→ **Task requirements**: Quote, verbatim, all material below, without pictures.

[Figure data in JSON]
____________________

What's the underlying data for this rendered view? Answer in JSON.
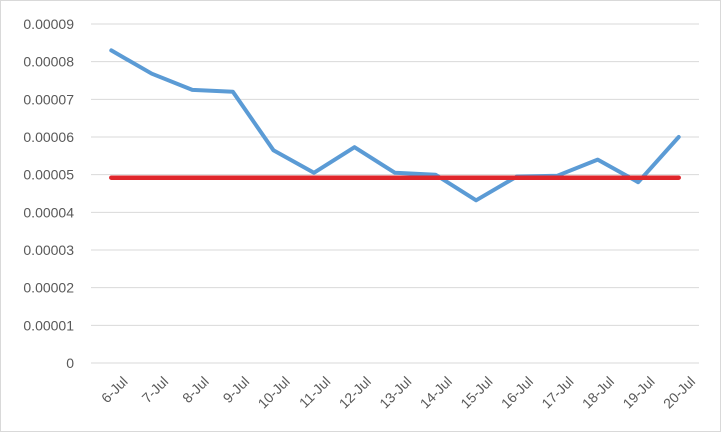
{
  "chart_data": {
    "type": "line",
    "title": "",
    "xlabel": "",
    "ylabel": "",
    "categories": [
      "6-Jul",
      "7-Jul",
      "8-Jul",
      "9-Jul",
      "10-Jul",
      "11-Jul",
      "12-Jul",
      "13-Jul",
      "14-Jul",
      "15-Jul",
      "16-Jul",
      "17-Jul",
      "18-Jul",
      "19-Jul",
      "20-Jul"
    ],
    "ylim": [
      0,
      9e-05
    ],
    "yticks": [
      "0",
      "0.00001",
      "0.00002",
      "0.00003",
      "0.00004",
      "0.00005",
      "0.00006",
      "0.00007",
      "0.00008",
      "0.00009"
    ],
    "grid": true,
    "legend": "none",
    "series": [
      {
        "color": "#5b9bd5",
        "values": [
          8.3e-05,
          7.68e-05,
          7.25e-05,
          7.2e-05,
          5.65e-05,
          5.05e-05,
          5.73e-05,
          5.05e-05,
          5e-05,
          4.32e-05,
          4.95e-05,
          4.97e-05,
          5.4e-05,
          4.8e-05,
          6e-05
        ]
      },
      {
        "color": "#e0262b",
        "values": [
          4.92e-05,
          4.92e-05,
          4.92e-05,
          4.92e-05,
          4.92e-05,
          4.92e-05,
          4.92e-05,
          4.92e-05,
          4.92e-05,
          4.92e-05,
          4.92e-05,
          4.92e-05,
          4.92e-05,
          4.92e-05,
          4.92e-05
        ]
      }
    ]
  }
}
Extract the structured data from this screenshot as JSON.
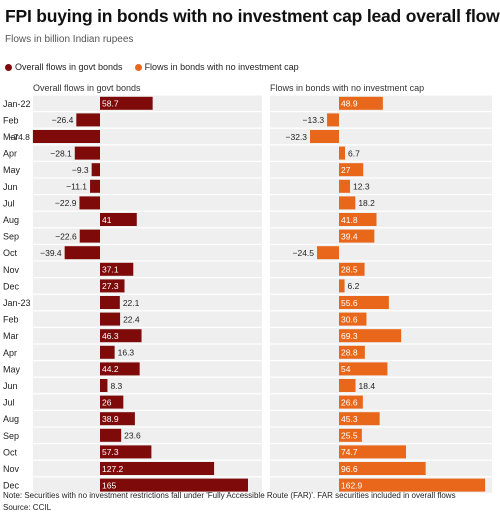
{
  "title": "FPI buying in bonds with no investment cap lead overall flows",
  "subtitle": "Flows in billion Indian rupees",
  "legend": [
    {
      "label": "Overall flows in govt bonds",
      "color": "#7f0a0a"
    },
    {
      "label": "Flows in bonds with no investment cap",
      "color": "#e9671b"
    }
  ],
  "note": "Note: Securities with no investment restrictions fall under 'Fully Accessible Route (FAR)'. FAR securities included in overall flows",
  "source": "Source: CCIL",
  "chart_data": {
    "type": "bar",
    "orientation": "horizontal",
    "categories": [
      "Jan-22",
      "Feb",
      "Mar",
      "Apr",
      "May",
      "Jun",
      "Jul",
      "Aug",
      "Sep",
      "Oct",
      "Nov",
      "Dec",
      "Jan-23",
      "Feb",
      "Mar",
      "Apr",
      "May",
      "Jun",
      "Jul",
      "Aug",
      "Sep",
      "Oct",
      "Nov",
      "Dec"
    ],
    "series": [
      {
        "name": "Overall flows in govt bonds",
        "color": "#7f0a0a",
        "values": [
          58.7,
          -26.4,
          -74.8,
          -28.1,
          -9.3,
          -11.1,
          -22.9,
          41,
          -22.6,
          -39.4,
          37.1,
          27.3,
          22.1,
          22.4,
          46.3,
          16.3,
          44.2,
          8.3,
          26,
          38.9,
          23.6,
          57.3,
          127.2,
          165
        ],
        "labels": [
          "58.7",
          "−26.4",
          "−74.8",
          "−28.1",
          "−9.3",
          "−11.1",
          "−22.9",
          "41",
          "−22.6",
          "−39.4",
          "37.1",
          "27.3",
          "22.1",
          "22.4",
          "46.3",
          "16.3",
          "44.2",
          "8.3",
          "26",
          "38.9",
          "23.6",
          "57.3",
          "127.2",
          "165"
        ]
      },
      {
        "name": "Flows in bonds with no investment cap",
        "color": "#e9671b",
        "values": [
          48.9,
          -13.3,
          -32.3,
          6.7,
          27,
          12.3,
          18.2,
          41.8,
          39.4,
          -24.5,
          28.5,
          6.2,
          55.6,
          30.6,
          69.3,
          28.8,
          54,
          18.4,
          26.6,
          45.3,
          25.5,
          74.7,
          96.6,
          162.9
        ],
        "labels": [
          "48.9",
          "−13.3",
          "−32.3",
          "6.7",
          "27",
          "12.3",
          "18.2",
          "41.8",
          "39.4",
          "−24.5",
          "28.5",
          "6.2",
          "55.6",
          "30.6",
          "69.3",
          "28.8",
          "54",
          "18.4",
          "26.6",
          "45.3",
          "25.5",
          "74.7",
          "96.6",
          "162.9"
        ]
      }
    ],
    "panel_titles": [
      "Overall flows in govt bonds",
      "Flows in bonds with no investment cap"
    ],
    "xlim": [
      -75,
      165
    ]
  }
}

____________________

→ **Worked answer**:
What's the underlying data for this rendered view? Answer in JSON.
{
  "chart_data": {
    "type": "line",
    "title": "",
    "xlabel": "",
    "ylabel": "",
    "categories": [
      "6-Jul",
      "7-Jul",
      "8-Jul",
      "9-Jul",
      "10-Jul",
      "11-Jul",
      "12-Jul",
      "13-Jul",
      "14-Jul",
      "15-Jul",
      "16-Jul",
      "17-Jul",
      "18-Jul",
      "19-Jul",
      "20-Jul"
    ],
    "ylim": [
      0,
      9e-05
    ],
    "yticks": [
      "0",
      "0.00001",
      "0.00002",
      "0.00003",
      "0.00004",
      "0.00005",
      "0.00006",
      "0.00007",
      "0.00008",
      "0.00009"
    ],
    "grid": true,
    "legend": "none",
    "series": [
      {
        "color": "#5b9bd5",
        "values": [
          8.3e-05,
          7.68e-05,
          7.25e-05,
          7.2e-05,
          5.65e-05,
          5.05e-05,
          5.73e-05,
          5.05e-05,
          5e-05,
          4.32e-05,
          4.95e-05,
          4.97e-05,
          5.4e-05,
          4.8e-05,
          6e-05
        ]
      },
      {
        "color": "#e0262b",
        "values": [
          4.92e-05,
          4.92e-05,
          4.92e-05,
          4.92e-05,
          4.92e-05,
          4.92e-05,
          4.92e-05,
          4.92e-05,
          4.92e-05,
          4.92e-05,
          4.92e-05,
          4.92e-05,
          4.92e-05,
          4.92e-05,
          4.92e-05
        ]
      }
    ]
  }
}
Extract the structured data from this screenshot as JSON.
{
  "title": "FPI buying in bonds with no investment cap lead overall flows",
  "subtitle": "Flows in billion Indian rupees",
  "legend": [
    {
      "label": "Overall flows in govt bonds",
      "color": "#7f0a0a"
    },
    {
      "label": "Flows in bonds with no investment cap",
      "color": "#e9671b"
    }
  ],
  "note": "Note: Securities with no investment restrictions fall under 'Fully Accessible Route (FAR)'. FAR securities included in overall flows",
  "source": "Source: CCIL",
  "chart_data": {
    "type": "bar",
    "orientation": "horizontal",
    "categories": [
      "Jan-22",
      "Feb",
      "Mar",
      "Apr",
      "May",
      "Jun",
      "Jul",
      "Aug",
      "Sep",
      "Oct",
      "Nov",
      "Dec",
      "Jan-23",
      "Feb",
      "Mar",
      "Apr",
      "May",
      "Jun",
      "Jul",
      "Aug",
      "Sep",
      "Oct",
      "Nov",
      "Dec"
    ],
    "series": [
      {
        "name": "Overall flows in govt bonds",
        "color": "#7f0a0a",
        "values": [
          58.7,
          -26.4,
          -74.8,
          -28.1,
          -9.3,
          -11.1,
          -22.9,
          41,
          -22.6,
          -39.4,
          37.1,
          27.3,
          22.1,
          22.4,
          46.3,
          16.3,
          44.2,
          8.3,
          26,
          38.9,
          23.6,
          57.3,
          127.2,
          165
        ],
        "labels": [
          "58.7",
          "−26.4",
          "−74.8",
          "−28.1",
          "−9.3",
          "−11.1",
          "−22.9",
          "41",
          "−22.6",
          "−39.4",
          "37.1",
          "27.3",
          "22.1",
          "22.4",
          "46.3",
          "16.3",
          "44.2",
          "8.3",
          "26",
          "38.9",
          "23.6",
          "57.3",
          "127.2",
          "165"
        ]
      },
      {
        "name": "Flows in bonds with no investment cap",
        "color": "#e9671b",
        "values": [
          48.9,
          -13.3,
          -32.3,
          6.7,
          27,
          12.3,
          18.2,
          41.8,
          39.4,
          -24.5,
          28.5,
          6.2,
          55.6,
          30.6,
          69.3,
          28.8,
          54,
          18.4,
          26.6,
          45.3,
          25.5,
          74.7,
          96.6,
          162.9
        ],
        "labels": [
          "48.9",
          "−13.3",
          "−32.3",
          "6.7",
          "27",
          "12.3",
          "18.2",
          "41.8",
          "39.4",
          "−24.5",
          "28.5",
          "6.2",
          "55.6",
          "30.6",
          "69.3",
          "28.8",
          "54",
          "18.4",
          "26.6",
          "45.3",
          "25.5",
          "74.7",
          "96.6",
          "162.9"
        ]
      }
    ],
    "panel_titles": [
      "Overall flows in govt bonds",
      "Flows in bonds with no investment cap"
    ],
    "xlim": [
      -75,
      165
    ]
  }
}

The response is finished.